--- WORK TO COMPLETE ---
Repeat the data in full. Drop every picture.
· · · ·
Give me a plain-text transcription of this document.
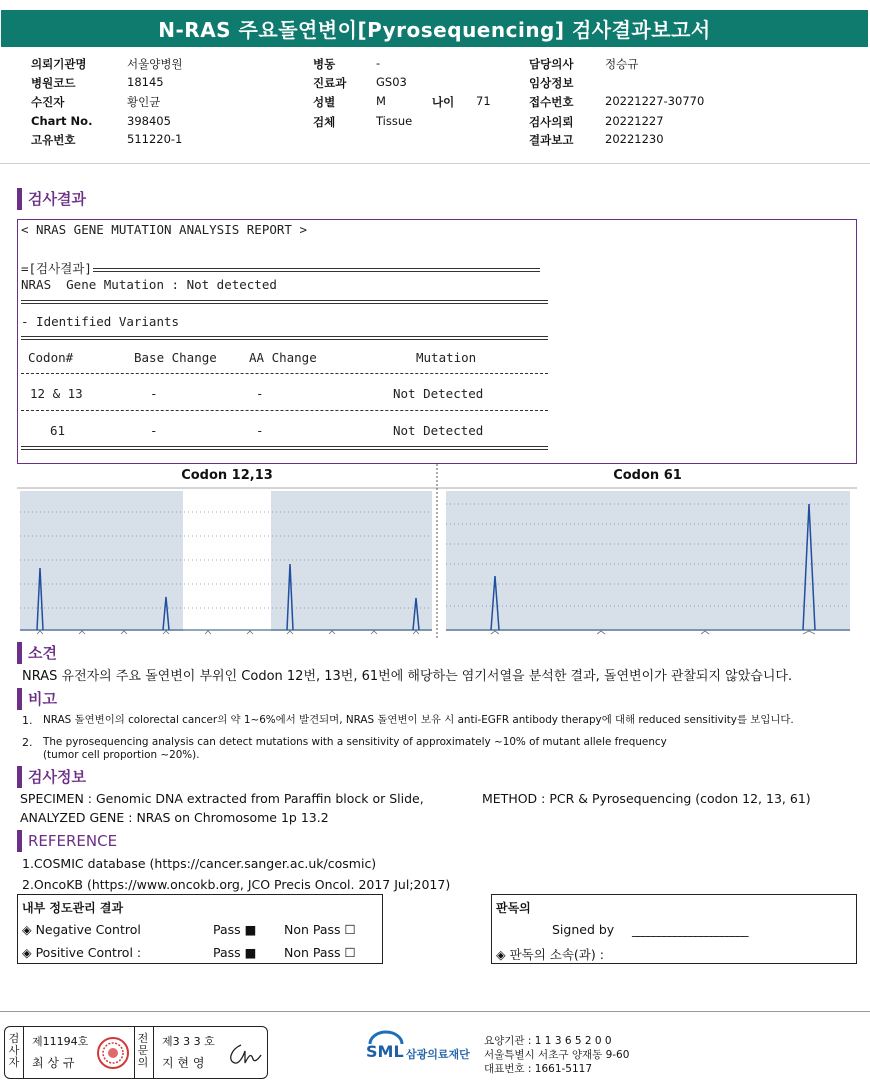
N-RAS 주요돌연변이[Pyrosequencing] 검사결과보고서
의뢰기관명	서울양병원	병동	-	담당의사	정승규
병원코드	18145	진료과	GS03	임상정보
수진자	황인균	성별	M	나이 71	접수번호	20221227-30770
Chart No.	398405	검체	Tissue	검사의뢰	20221227
고유번호	511220-1	결과보고	20221230
검사결과
< NRAS GENE MUTATION ANALYSIS REPORT >
=[검사결과]
NRAS  Gene Mutation : Not detected
- Identified Variants
Codon#	Base Change	AA Change	Mutation
12 & 13	-	-	Not Detected
61	-	-	Not Detected
Codon 12,13	Codon 61
소견
NRAS 유전자의 주요 돌연변이 부위인 Codon 12번, 13번, 61번에 해당하는 염기서열을 분석한 결과, 돌연변이가 관찰되지 않았습니다.
비고
1. NRAS 돌연변이의 colorectal cancer의 약 1~6%에서 발견되며, NRAS 돌연변이 보유 시 anti-EGFR antibody therapy에 대해 reduced sensitivity를 보입니다.
2. The pyrosequencing analysis can detect mutations with a sensitivity of approximately ~10% of mutant allele frequency
(tumor cell proportion ~20%).
검사정보
SPECIMEN : Genomic DNA extracted from Paraffin block or Slide,	METHOD : PCR & Pyrosequencing (codon 12, 13, 61)
ANALYZED GENE : NRAS on Chromosome 1p 13.2
REFERENCE
1.COSMIC database (https://cancer.sanger.ac.uk/cosmic)
2.OncoKB (https://www.oncokb.org, JCO Precis Oncol. 2017 Jul;2017)
내부 정도관리 결과
◈ Negative Control	Pass ■ Non Pass ☐
◈ Positive Control :	Pass ■ Non Pass ☐
판독의
Signed by ______________________
◈ 판독의 소속(과) :
검
사
자
제11194호
최 상 규
전
문
의
제3 3 3 호
지 현 영
SML 삼광의료재단
요양기관 : 1 1 3 6 5 2 0 0
서울특별시 서초구 양재동 9-60
대표번호 : 1661-5117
· · · ·
--- SOLUTION ---
Give me a plain-text transcription of this document.
N-RAS 주요돌연변이[Pyrosequencing] 검사결과보고서
의뢰기관명	서울양병원	병동	-	담당의사	정승규
병원코드	18145	진료과	GS03	임상정보
수진자	황인균	성별	M	나이 71	접수번호	20221227-30770
Chart No.	398405	검체	Tissue	검사의뢰	20221227
고유번호	511220-1	결과보고	20221230
검사결과
< NRAS GENE MUTATION ANALYSIS REPORT >
=[검사결과]
NRAS  Gene Mutation : Not detected
- Identified Variants
Codon#	Base Change	AA Change	Mutation
12 & 13	-	-	Not Detected
61	-	-	Not Detected
Codon 12,13	Codon 61
소견
NRAS 유전자의 주요 돌연변이 부위인 Codon 12번, 13번, 61번에 해당하는 염기서열을 분석한 결과, 돌연변이가 관찰되지 않았습니다.
비고
1. NRAS 돌연변이의 colorectal cancer의 약 1~6%에서 발견되며, NRAS 돌연변이 보유 시 anti-EGFR antibody therapy에 대해 reduced sensitivity를 보입니다.
2. The pyrosequencing analysis can detect mutations with a sensitivity of approximately ~10% of mutant allele frequency
(tumor cell proportion ~20%).
검사정보
SPECIMEN : Genomic DNA extracted from Paraffin block or Slide,	METHOD : PCR & Pyrosequencing (codon 12, 13, 61)
ANALYZED GENE : NRAS on Chromosome 1p 13.2
REFERENCE
1.COSMIC database (https://cancer.sanger.ac.uk/cosmic)
2.OncoKB (https://www.oncokb.org, JCO Precis Oncol. 2017 Jul;2017)
내부 정도관리 결과
◈ Negative Control	Pass ■ Non Pass ☐
◈ Positive Control :	Pass ■ Non Pass ☐
판독의
Signed by ______________________
◈ 판독의 소속(과) :
검
사
자
제11194호
최 상 규
전
문
의
제3 3 3 호
지 현 영
SML 삼광의료재단
요양기관 : 1 1 3 6 5 2 0 0
서울특별시 서초구 양재동 9-60
대표번호 : 1661-5117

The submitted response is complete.